Problem requirements:
Find every line of the listing below where "rgba" appears, and copy it.

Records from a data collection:
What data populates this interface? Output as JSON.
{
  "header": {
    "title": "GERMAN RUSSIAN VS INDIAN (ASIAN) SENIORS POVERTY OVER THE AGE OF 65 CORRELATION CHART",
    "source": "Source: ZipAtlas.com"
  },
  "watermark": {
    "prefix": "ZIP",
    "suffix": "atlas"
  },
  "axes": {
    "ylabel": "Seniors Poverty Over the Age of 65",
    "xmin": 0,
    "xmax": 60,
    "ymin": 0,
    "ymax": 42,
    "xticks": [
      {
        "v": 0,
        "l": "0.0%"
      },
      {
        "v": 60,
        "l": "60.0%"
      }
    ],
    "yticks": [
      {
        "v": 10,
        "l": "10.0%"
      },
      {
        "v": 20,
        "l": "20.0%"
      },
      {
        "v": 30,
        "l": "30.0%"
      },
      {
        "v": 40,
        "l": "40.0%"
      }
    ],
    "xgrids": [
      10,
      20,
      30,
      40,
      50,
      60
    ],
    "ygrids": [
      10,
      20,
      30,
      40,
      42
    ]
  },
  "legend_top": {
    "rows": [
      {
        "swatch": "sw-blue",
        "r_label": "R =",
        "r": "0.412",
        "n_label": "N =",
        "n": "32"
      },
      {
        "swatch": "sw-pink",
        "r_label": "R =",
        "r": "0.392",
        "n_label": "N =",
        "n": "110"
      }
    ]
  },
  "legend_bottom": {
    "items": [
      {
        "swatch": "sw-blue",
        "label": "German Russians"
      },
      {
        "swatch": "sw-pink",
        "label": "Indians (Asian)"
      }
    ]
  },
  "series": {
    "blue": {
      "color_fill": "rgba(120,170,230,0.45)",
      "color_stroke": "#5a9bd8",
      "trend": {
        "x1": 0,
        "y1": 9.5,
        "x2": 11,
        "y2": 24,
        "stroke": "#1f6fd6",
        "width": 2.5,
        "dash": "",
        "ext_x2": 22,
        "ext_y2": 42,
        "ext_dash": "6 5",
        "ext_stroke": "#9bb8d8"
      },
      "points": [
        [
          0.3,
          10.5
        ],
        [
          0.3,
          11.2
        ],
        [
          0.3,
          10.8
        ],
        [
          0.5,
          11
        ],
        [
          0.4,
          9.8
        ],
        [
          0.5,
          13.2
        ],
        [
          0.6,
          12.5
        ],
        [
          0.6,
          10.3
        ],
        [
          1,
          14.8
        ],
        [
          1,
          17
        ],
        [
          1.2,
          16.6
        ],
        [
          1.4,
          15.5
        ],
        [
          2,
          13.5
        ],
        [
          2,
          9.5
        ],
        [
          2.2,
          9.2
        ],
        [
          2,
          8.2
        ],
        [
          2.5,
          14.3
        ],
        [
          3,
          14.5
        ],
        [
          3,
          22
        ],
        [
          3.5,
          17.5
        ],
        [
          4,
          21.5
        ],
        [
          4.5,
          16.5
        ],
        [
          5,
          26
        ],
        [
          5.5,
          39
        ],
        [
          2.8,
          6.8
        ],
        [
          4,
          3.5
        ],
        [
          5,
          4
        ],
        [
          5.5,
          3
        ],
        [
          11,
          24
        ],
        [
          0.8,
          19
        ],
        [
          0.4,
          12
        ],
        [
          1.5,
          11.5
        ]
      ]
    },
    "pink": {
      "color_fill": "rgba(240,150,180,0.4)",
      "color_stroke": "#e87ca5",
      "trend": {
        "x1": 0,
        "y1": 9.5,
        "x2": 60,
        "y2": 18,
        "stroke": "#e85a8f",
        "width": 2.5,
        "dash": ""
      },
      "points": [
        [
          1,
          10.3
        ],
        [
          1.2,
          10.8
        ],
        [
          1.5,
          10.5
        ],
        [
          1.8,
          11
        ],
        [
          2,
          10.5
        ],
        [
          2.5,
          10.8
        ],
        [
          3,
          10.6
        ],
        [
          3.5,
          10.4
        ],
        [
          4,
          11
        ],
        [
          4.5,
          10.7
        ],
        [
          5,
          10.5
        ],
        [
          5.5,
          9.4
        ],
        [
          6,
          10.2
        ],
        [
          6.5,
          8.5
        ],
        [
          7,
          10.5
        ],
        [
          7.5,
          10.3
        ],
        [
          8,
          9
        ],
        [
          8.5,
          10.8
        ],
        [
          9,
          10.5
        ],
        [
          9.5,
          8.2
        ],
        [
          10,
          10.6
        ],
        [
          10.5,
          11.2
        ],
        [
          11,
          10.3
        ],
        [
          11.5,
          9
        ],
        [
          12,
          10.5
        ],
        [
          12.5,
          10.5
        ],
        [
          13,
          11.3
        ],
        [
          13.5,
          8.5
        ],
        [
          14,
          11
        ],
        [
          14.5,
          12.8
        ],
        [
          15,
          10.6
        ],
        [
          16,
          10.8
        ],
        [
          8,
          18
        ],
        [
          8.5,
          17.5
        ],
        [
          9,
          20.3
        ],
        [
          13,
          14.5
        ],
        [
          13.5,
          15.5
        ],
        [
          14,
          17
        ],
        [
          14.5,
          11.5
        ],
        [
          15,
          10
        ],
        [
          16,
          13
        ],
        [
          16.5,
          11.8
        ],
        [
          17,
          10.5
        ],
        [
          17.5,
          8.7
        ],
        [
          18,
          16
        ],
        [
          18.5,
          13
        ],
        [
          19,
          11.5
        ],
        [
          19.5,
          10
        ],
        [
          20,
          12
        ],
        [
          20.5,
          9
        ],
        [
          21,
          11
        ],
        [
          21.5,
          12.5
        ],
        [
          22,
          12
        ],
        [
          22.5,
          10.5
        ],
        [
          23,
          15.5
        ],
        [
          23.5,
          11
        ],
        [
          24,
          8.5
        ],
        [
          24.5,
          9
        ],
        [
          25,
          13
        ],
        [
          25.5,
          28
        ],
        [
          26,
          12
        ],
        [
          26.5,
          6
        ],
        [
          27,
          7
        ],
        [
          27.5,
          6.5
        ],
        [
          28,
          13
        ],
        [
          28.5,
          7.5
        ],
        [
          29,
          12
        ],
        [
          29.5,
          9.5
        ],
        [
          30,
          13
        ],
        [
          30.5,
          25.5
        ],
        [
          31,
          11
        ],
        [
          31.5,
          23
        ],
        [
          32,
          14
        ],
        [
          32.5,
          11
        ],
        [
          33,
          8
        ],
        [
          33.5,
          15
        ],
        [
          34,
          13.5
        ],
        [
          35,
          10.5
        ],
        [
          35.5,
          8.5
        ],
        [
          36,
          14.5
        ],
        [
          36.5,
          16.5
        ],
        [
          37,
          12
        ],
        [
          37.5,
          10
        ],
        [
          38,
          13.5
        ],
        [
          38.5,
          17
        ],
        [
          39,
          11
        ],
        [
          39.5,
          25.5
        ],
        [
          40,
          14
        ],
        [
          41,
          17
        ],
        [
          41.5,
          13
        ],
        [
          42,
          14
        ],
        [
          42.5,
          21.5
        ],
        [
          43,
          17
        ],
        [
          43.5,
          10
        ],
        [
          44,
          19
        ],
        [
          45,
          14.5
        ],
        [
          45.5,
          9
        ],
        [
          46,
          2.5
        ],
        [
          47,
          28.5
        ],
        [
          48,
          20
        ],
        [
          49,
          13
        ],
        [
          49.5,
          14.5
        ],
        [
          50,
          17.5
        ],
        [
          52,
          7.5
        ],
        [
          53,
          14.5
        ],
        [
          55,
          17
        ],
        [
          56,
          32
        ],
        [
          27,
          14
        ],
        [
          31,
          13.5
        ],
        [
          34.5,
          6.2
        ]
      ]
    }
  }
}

Answer to the exercise:
      "color_fill": "rgba(120,170,230,0.45)",
      "color_fill": "rgba(240,150,180,0.4)",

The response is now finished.